Find the word "Link" in the material below and gather every line that contains it.

Extracts from a graphics dataset:
+ + + + +
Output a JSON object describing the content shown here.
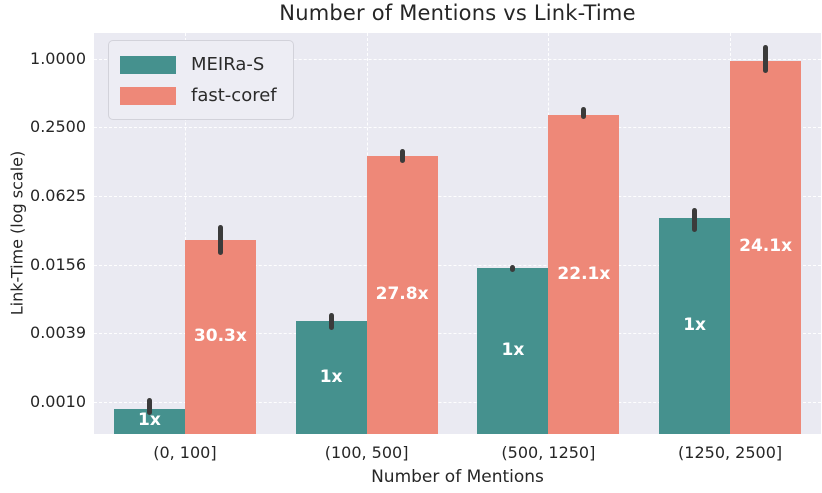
{
  "colors": {
    "figure_background": "#ffffff",
    "plot_background": "#eaeaf2",
    "gridline": "#ffffff",
    "error_bar": "#3b3b3b",
    "text": "#262626",
    "bar_label_text": "#ffffff",
    "legend_background": "#ededf4",
    "legend_border": "#d2d2da",
    "meira_s": "#45918e",
    "fast_coref": "#ee8878"
  },
  "chart_data": {
    "type": "bar",
    "title": "Number of Mentions vs Link-Time",
    "xlabel": "Number of Mentions",
    "ylabel": "Link-Time (log scale)",
    "y_scale": "log",
    "grid": true,
    "legend_position": "upper left",
    "ylim": [
      0.00051,
      1.68
    ],
    "yticks": {
      "values": [
        1.0,
        0.25,
        0.0625,
        0.015625,
        0.00390625,
        0.0009765625
      ],
      "labels": [
        "1.0000",
        "0.2500",
        "0.0625",
        "0.0156",
        "0.0039",
        "0.0010"
      ]
    },
    "categories": [
      "(0, 100]",
      "(100, 500]",
      "(500, 1250]",
      "(1250, 2500]"
    ],
    "series": [
      {
        "name": "MEIRa-S",
        "color": "#45918e",
        "values": [
          0.00085,
          0.005,
          0.0145,
          0.04
        ],
        "error_lo": [
          0.00074,
          0.0042,
          0.0134,
          0.03
        ],
        "error_hi": [
          0.00105,
          0.0059,
          0.0156,
          0.049
        ],
        "bar_labels": [
          "1x",
          "1x",
          "1x",
          "1x"
        ]
      },
      {
        "name": "fast-coref",
        "color": "#ee8878",
        "values": [
          0.0257,
          0.139,
          0.32,
          0.963
        ],
        "error_lo": [
          0.019,
          0.121,
          0.294,
          0.75
        ],
        "error_hi": [
          0.035,
          0.161,
          0.374,
          1.32
        ],
        "bar_labels": [
          "30.3x",
          "27.8x",
          "22.1x",
          "24.1x"
        ]
      }
    ]
  }
}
+ + + + +
### Solution to this exercise
    "title": "Number of Mentions vs Link-Time",
    "ylabel": "Link-Time (log scale)",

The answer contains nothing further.